## begin Record excerpts

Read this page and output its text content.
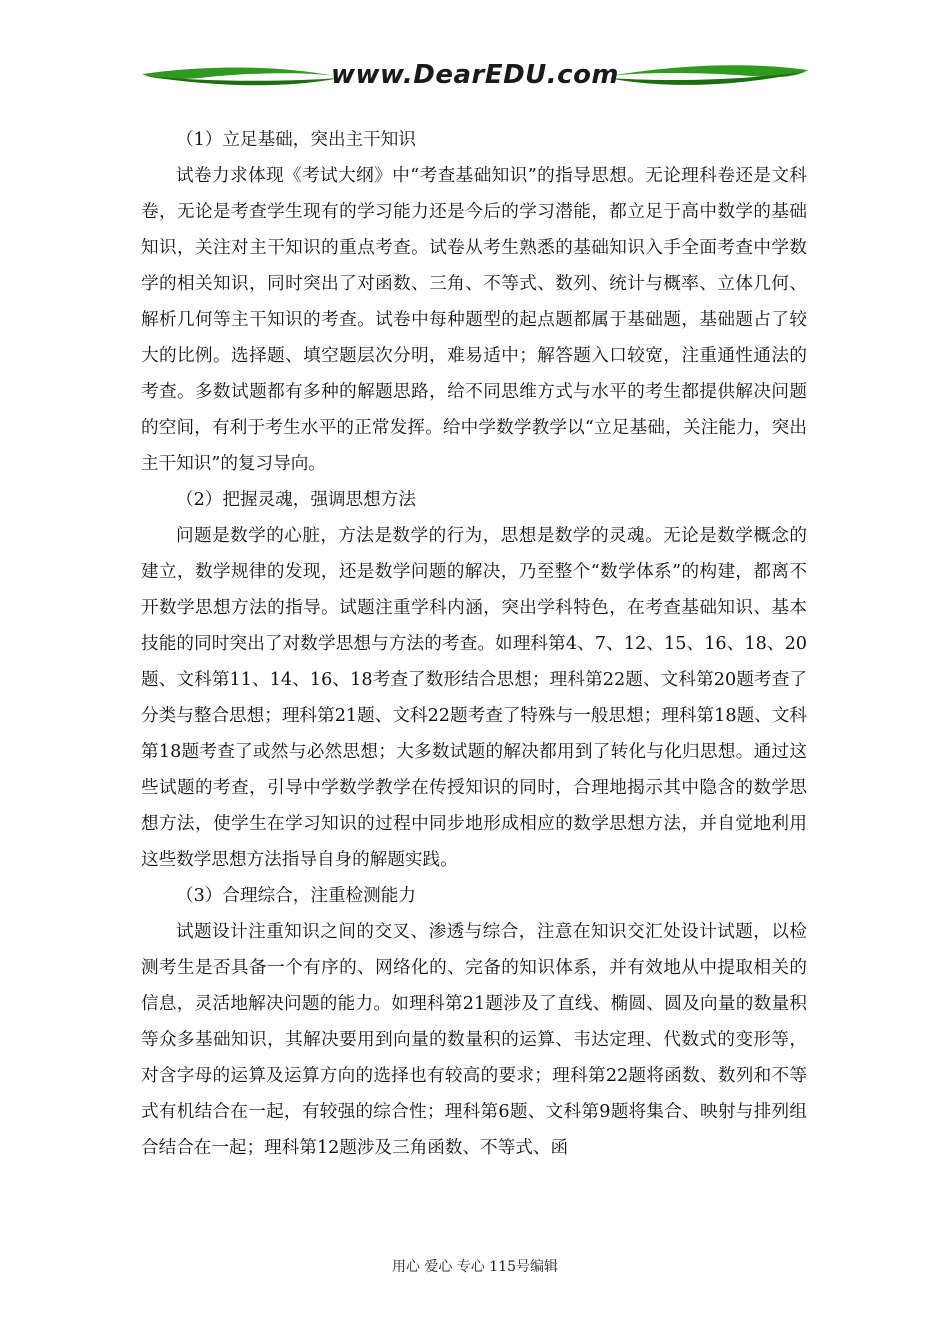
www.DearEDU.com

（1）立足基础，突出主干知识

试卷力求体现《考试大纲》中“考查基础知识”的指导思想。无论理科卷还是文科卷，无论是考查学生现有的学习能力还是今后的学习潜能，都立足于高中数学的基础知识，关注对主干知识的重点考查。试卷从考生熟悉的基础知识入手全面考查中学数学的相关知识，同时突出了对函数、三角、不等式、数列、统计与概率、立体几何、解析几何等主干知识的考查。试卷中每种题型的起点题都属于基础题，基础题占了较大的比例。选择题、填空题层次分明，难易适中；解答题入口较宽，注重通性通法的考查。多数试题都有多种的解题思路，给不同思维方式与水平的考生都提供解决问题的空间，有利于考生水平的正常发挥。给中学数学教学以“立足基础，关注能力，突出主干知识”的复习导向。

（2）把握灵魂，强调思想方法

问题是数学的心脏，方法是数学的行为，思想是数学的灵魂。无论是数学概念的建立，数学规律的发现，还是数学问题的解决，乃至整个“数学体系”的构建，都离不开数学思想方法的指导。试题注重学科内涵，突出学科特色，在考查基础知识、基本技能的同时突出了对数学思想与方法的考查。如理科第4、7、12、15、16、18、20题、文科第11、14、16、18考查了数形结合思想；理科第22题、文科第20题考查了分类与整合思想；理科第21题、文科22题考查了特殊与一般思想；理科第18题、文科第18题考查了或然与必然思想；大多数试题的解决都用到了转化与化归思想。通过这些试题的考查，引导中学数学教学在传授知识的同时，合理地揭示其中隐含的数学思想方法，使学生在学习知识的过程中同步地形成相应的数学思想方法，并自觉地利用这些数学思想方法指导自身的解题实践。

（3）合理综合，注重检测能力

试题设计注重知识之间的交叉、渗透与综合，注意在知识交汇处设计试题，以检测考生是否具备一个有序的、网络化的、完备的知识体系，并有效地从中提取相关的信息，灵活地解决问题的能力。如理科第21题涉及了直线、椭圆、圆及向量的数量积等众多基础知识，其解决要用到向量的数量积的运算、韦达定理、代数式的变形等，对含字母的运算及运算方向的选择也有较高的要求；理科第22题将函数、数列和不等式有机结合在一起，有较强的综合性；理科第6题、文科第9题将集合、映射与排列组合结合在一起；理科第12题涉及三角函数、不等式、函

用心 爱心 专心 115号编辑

## end Record excerpts

## Prompt
Above are the records; reproduce them exactly and leave out the pictures.

## Final answer
Read this page and output its text content.
www.DearEDU.com

（1）立足基础，突出主干知识

试卷力求体现《考试大纲》中“考查基础知识”的指导思想。无论理科卷还是文科卷，无论是考查学生现有的学习能力还是今后的学习潜能，都立足于高中数学的基础知识，关注对主干知识的重点考查。试卷从考生熟悉的基础知识入手全面考查中学数学的相关知识，同时突出了对函数、三角、不等式、数列、统计与概率、立体几何、解析几何等主干知识的考查。试卷中每种题型的起点题都属于基础题，基础题占了较大的比例。选择题、填空题层次分明，难易适中；解答题入口较宽，注重通性通法的考查。多数试题都有多种的解题思路，给不同思维方式与水平的考生都提供解决问题的空间，有利于考生水平的正常发挥。给中学数学教学以“立足基础，关注能力，突出主干知识”的复习导向。

（2）把握灵魂，强调思想方法

问题是数学的心脏，方法是数学的行为，思想是数学的灵魂。无论是数学概念的建立，数学规律的发现，还是数学问题的解决，乃至整个“数学体系”的构建，都离不开数学思想方法的指导。试题注重学科内涵，突出学科特色，在考查基础知识、基本技能的同时突出了对数学思想与方法的考查。如理科第4、7、12、15、16、18、20题、文科第11、14、16、18考查了数形结合思想；理科第22题、文科第20题考查了分类与整合思想；理科第21题、文科22题考查了特殊与一般思想；理科第18题、文科第18题考查了或然与必然思想；大多数试题的解决都用到了转化与化归思想。通过这些试题的考查，引导中学数学教学在传授知识的同时，合理地揭示其中隐含的数学思想方法，使学生在学习知识的过程中同步地形成相应的数学思想方法，并自觉地利用这些数学思想方法指导自身的解题实践。

（3）合理综合，注重检测能力

试题设计注重知识之间的交叉、渗透与综合，注意在知识交汇处设计试题，以检测考生是否具备一个有序的、网络化的、完备的知识体系，并有效地从中提取相关的信息，灵活地解决问题的能力。如理科第21题涉及了直线、椭圆、圆及向量的数量积等众多基础知识，其解决要用到向量的数量积的运算、韦达定理、代数式的变形等，对含字母的运算及运算方向的选择也有较高的要求；理科第22题将函数、数列和不等式有机结合在一起，有较强的综合性；理科第6题、文科第9题将集合、映射与排列组合结合在一起；理科第12题涉及三角函数、不等式、函

用心 爱心 专心 115号编辑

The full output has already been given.